Entries taken from a collection:
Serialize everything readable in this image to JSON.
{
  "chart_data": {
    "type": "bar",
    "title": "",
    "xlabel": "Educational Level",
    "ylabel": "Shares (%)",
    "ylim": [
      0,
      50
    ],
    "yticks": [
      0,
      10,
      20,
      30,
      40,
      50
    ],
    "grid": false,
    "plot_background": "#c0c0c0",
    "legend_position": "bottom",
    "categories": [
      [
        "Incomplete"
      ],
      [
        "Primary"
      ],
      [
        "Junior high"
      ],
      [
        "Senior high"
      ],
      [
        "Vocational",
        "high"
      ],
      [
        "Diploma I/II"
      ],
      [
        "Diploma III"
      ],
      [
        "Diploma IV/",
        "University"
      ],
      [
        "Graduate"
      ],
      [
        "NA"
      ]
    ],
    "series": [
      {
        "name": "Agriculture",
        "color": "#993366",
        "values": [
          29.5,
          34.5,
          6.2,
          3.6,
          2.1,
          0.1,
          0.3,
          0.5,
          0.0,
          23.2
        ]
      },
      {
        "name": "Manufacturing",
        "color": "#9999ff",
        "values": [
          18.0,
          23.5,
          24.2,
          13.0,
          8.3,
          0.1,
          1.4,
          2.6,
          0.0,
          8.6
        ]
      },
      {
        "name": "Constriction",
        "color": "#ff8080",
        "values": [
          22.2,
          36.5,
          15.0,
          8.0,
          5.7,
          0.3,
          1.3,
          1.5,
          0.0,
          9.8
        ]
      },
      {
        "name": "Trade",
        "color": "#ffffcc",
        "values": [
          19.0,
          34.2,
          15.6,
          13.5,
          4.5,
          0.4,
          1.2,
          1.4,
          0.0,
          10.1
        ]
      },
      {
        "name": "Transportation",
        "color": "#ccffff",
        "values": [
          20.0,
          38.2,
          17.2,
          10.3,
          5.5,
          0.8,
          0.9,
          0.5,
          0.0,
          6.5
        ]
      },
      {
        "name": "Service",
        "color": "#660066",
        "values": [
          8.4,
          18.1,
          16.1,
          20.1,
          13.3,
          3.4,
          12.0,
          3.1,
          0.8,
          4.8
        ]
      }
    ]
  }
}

WORK INSTRUCTIONS:
The answer is a single number, the count of lines in the records that contain the string "name".

PROBLEM SOLUTION:
6